■ Aim:
Extract every line from the records below that contains the word "name".

■ Listed entries:
>> START

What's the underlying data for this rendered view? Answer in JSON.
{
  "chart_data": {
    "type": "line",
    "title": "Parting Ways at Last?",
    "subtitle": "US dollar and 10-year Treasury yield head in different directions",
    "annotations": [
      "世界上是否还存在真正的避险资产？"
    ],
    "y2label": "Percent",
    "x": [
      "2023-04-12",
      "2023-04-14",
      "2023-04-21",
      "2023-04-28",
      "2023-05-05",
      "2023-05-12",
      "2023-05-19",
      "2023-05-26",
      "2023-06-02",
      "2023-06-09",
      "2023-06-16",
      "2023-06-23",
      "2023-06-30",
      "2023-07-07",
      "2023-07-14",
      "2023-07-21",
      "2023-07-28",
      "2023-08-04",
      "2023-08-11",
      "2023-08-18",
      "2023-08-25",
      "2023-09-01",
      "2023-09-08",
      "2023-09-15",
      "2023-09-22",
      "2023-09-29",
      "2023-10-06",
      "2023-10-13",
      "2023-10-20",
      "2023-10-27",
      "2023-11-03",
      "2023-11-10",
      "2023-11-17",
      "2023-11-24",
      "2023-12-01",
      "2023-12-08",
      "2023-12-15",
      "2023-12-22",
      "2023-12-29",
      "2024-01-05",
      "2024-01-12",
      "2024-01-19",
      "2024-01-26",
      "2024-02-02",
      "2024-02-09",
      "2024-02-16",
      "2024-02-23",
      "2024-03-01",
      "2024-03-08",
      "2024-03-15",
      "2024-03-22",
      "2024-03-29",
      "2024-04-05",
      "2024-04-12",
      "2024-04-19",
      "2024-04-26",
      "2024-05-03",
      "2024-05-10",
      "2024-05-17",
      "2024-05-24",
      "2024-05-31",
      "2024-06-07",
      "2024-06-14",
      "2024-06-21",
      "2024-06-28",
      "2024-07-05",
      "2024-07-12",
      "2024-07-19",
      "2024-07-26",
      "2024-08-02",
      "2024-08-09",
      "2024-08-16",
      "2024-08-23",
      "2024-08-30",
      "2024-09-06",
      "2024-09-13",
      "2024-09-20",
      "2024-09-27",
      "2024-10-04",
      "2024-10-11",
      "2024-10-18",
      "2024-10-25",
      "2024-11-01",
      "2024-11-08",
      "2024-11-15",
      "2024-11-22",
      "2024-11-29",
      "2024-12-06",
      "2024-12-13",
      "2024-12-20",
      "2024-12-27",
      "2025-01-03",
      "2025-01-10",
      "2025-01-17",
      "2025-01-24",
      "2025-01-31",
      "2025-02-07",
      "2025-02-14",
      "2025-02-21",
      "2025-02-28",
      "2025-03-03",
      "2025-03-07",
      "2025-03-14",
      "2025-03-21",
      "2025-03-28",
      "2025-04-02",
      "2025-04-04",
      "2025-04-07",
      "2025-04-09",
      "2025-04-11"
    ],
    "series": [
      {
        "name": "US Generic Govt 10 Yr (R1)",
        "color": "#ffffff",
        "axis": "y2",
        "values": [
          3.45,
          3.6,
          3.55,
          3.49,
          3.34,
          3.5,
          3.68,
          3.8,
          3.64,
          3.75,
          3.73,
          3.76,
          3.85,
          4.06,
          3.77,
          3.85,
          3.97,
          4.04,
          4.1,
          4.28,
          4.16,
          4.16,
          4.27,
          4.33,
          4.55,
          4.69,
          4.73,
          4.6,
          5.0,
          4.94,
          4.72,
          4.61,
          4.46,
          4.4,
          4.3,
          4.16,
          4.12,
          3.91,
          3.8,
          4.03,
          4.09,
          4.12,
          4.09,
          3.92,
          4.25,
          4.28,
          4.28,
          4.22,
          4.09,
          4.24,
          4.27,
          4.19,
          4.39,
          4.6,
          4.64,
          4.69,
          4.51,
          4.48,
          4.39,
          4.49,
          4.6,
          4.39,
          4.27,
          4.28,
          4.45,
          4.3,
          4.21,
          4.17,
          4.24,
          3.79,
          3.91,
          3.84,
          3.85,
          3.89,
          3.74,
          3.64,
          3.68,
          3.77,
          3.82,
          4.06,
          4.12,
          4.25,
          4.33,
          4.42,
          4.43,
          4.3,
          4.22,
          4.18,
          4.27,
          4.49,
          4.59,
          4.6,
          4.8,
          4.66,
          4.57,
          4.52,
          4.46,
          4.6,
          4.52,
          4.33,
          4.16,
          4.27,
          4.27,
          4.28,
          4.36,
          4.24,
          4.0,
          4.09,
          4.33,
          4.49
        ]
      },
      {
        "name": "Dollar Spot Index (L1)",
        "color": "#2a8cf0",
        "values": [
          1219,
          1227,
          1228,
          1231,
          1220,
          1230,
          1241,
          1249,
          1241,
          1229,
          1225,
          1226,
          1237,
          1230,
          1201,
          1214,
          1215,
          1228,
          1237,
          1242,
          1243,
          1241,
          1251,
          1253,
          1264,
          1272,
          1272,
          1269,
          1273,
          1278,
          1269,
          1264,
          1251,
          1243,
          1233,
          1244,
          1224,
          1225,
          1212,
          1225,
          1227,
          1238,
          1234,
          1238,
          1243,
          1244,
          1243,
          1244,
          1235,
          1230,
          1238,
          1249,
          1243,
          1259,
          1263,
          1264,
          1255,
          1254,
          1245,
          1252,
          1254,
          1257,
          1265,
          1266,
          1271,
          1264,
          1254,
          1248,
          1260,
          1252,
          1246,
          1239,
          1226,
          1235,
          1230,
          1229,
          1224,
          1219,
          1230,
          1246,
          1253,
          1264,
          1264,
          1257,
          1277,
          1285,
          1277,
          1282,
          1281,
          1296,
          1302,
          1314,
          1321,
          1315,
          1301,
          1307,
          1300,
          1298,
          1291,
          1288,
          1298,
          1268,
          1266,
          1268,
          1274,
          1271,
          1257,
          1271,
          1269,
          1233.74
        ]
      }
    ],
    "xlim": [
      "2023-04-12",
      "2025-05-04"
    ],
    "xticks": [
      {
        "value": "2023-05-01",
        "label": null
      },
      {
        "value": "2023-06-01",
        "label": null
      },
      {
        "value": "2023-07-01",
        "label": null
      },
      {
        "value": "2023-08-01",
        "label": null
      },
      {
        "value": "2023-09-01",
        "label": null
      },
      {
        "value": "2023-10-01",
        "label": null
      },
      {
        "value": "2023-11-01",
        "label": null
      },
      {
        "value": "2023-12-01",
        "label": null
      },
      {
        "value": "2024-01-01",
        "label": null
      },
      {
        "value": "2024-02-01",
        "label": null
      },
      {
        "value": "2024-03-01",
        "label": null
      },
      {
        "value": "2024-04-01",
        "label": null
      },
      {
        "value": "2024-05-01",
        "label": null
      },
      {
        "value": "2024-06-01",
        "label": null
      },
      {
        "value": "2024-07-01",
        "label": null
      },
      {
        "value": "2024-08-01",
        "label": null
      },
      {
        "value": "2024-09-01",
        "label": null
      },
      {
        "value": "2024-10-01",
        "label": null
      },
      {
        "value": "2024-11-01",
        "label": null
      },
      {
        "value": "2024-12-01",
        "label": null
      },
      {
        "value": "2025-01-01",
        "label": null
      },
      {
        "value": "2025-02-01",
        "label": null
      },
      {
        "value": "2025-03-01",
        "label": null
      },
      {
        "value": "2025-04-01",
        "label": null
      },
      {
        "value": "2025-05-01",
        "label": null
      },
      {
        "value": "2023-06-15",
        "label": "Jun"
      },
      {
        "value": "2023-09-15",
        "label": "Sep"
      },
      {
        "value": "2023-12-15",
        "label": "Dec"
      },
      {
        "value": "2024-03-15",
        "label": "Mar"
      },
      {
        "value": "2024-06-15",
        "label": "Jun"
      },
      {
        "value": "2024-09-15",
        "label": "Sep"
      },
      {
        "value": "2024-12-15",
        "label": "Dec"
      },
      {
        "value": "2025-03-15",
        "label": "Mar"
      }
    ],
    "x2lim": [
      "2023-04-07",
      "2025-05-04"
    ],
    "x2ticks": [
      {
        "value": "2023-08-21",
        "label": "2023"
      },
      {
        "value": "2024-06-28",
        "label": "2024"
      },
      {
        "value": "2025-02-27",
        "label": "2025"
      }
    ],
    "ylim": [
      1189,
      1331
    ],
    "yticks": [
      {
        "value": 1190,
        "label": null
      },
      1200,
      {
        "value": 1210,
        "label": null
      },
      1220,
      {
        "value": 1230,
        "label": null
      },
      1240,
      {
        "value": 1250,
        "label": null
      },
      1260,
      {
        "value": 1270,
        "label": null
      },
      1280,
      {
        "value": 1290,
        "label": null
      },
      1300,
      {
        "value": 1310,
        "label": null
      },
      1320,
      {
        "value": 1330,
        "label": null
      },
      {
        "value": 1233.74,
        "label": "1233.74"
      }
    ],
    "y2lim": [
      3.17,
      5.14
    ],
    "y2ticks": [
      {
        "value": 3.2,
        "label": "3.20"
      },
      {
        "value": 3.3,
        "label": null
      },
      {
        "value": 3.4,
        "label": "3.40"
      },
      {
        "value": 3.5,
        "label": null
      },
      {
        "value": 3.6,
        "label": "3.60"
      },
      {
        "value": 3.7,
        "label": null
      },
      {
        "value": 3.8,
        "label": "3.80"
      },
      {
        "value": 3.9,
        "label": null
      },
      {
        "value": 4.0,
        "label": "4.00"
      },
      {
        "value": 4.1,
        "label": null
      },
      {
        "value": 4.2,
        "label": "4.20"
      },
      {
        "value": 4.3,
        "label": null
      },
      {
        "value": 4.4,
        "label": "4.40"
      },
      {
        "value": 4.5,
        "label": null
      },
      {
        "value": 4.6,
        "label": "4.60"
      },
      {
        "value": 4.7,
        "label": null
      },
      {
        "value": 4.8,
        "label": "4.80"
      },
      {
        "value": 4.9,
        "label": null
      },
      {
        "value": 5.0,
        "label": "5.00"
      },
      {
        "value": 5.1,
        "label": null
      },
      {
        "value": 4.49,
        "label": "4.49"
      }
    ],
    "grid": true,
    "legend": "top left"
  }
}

>> END

■ Answer below:
        "name": "US Generic Govt 10 Yr (R1)",
        "name": "Dollar Spot Index (L1)",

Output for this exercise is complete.